Brief: Copy exactly the lines from the "Read this page and output its text content." line to the end, both included, and nothing else.

Extracted information:
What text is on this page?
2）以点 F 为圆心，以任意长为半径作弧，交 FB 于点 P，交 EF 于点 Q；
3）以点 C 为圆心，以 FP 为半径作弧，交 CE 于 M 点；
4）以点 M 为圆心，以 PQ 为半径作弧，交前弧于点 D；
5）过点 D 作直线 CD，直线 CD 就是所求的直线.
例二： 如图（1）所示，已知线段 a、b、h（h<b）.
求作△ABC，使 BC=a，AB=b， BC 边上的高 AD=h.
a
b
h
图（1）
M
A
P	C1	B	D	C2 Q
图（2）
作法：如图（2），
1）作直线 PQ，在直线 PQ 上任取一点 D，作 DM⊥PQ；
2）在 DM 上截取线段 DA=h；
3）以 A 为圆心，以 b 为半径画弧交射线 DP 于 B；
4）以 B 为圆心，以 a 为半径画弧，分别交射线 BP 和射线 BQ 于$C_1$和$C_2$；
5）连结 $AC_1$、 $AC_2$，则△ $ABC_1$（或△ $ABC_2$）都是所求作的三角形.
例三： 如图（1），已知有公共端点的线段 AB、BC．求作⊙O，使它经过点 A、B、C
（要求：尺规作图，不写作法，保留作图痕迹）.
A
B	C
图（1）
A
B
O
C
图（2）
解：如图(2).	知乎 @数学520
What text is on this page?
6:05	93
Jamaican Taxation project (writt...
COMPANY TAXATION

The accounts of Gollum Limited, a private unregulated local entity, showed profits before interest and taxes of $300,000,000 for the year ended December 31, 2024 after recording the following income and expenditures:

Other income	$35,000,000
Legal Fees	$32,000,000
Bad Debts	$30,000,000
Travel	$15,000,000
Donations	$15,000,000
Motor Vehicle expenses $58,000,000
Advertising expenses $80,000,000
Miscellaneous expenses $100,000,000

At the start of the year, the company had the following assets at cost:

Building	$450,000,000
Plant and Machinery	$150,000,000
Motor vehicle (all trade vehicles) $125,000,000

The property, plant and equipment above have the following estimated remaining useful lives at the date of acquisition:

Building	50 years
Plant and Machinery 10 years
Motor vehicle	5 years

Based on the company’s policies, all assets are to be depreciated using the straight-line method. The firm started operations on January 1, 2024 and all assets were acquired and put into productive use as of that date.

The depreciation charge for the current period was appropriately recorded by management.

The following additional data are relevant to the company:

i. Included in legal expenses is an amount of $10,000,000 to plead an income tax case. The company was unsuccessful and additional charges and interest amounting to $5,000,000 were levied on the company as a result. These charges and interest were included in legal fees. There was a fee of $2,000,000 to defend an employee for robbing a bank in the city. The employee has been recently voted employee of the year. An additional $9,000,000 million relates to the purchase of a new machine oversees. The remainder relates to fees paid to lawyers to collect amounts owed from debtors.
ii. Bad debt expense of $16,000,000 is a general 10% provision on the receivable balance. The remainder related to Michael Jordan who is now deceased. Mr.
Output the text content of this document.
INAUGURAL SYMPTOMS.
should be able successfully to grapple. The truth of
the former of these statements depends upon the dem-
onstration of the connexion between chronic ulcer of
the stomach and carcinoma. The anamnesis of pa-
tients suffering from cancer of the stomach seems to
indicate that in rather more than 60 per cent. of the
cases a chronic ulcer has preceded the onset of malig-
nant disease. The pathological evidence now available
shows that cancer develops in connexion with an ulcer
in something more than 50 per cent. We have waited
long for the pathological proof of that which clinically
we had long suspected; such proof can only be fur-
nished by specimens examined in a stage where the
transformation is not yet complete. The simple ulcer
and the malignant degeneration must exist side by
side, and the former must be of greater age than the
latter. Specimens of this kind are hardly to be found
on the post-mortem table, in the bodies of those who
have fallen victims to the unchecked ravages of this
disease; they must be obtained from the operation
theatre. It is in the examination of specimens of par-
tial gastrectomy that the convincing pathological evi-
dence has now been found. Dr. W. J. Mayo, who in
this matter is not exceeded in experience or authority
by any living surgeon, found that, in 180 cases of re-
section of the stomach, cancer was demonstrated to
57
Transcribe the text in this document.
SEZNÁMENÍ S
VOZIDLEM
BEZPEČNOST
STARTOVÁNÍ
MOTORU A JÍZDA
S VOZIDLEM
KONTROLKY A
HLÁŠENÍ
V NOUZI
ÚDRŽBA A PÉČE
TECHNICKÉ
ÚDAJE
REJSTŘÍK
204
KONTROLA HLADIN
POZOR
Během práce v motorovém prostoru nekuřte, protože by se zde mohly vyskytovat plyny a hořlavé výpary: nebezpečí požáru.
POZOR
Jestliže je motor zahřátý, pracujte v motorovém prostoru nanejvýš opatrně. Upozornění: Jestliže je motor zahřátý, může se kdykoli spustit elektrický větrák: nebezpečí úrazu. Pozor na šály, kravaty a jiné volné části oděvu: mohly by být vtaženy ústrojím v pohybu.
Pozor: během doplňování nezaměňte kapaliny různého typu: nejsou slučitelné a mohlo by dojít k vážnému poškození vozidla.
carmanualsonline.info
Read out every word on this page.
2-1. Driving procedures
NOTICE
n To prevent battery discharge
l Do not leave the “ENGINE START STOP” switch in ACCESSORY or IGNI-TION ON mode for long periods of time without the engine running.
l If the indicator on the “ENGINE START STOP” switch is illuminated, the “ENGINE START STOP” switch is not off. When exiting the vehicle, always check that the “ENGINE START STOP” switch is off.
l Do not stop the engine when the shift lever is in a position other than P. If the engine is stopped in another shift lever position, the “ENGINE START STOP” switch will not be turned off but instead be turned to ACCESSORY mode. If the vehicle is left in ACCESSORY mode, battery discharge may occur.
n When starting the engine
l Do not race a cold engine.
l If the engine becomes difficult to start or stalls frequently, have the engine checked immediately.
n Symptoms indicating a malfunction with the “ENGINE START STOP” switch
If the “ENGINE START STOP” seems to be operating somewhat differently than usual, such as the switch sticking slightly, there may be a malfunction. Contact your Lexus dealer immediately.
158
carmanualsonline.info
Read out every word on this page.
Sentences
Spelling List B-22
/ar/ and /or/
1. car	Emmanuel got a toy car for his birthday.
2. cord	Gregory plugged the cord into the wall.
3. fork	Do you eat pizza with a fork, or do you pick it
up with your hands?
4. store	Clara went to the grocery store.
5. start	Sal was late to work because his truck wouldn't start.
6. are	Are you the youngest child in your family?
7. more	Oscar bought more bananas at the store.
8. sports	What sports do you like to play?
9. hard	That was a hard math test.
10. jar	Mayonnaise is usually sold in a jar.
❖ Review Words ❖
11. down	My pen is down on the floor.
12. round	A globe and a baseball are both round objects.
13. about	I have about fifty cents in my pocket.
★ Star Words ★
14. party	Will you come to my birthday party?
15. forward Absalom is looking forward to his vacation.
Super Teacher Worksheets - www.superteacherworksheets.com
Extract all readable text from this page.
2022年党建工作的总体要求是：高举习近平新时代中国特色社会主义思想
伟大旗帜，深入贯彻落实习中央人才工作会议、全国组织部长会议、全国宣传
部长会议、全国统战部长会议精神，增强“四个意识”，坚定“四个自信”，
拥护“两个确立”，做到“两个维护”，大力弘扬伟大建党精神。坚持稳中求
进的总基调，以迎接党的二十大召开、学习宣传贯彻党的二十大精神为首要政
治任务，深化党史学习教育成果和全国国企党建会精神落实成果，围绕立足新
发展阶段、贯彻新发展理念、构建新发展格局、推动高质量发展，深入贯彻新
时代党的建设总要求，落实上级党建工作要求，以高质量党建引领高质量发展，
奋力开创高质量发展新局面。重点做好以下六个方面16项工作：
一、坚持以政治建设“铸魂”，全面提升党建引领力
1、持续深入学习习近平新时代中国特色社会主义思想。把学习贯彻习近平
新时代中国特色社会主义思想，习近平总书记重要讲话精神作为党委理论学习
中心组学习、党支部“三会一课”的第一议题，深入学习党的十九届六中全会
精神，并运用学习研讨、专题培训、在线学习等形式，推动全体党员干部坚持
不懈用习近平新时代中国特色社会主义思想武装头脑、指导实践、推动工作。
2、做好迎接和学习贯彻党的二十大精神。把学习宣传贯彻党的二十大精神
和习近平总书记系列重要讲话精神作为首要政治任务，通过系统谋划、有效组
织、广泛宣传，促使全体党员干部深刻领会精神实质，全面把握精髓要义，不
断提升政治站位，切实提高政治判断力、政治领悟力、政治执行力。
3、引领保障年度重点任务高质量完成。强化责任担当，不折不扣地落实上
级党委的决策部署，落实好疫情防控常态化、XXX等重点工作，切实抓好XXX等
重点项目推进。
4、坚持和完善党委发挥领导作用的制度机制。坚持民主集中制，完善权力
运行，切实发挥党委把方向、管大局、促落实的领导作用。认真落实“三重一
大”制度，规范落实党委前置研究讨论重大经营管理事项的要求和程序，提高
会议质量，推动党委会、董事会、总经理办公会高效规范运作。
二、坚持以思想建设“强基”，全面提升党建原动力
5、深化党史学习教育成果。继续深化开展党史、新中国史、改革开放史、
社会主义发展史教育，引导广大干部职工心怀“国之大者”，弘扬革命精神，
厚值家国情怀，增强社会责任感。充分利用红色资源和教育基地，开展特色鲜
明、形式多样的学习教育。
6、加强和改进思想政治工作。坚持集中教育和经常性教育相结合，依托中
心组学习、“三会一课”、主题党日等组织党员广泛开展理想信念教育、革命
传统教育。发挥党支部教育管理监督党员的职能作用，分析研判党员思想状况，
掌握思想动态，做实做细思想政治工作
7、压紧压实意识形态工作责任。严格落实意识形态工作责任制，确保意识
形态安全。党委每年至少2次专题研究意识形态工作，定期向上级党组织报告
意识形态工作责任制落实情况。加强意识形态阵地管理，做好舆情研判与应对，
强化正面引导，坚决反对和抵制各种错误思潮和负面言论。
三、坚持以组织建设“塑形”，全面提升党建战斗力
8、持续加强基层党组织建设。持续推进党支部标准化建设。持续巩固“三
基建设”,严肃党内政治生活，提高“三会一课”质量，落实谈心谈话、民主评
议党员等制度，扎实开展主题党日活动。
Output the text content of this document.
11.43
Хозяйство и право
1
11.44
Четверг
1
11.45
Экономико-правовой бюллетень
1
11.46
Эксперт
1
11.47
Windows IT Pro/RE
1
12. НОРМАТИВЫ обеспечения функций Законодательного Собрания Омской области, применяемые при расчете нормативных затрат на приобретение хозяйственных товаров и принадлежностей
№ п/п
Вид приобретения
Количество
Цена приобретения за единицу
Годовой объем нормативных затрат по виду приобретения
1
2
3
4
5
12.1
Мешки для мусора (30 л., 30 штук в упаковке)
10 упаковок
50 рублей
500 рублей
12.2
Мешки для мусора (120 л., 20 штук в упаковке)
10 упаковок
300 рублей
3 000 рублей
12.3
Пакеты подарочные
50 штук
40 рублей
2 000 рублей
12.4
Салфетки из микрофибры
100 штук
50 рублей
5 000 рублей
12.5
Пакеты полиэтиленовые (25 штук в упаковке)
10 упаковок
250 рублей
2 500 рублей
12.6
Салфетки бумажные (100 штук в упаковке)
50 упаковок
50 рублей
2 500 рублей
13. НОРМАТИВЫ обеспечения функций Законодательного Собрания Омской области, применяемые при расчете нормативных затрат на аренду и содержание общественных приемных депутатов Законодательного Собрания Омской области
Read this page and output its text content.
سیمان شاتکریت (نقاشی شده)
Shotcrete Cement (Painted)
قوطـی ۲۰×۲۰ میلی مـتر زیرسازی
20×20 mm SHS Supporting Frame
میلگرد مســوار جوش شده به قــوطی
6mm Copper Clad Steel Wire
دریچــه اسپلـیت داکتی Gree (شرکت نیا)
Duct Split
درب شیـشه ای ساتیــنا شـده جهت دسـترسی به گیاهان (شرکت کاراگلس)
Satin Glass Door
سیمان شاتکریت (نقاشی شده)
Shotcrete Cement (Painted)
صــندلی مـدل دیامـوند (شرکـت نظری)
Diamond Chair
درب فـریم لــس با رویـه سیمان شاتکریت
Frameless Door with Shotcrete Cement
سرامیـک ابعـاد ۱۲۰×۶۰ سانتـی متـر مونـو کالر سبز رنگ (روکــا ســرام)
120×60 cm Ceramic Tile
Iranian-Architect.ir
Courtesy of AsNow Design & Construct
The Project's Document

Full answer:
Read this page and output its text content.
سیمان شاتکریت (نقاشی شده)
Shotcrete Cement (Painted)
قوطـی ۲۰×۲۰ میلی مـتر زیرسازی
20×20 mm SHS Supporting Frame
میلگرد مســوار جوش شده به قــوطی
6mm Copper Clad Steel Wire
دریچــه اسپلـیت داکتی Gree (شرکت نیا)
Duct Split
درب شیـشه ای ساتیــنا شـده جهت دسـترسی به گیاهان (شرکت کاراگلس)
Satin Glass Door
سیمان شاتکریت (نقاشی شده)
Shotcrete Cement (Painted)
صــندلی مـدل دیامـوند (شرکـت نظری)
Diamond Chair
درب فـریم لــس با رویـه سیمان شاتکریت
Frameless Door with Shotcrete Cement
سرامیـک ابعـاد ۱۲۰×۶۰ سانتـی متـر مونـو کالر سبز رنگ (روکــا ســرام)
120×60 cm Ceramic Tile
Iranian-Architect.ir
Courtesy of AsNow Design & Construct
The Project's Document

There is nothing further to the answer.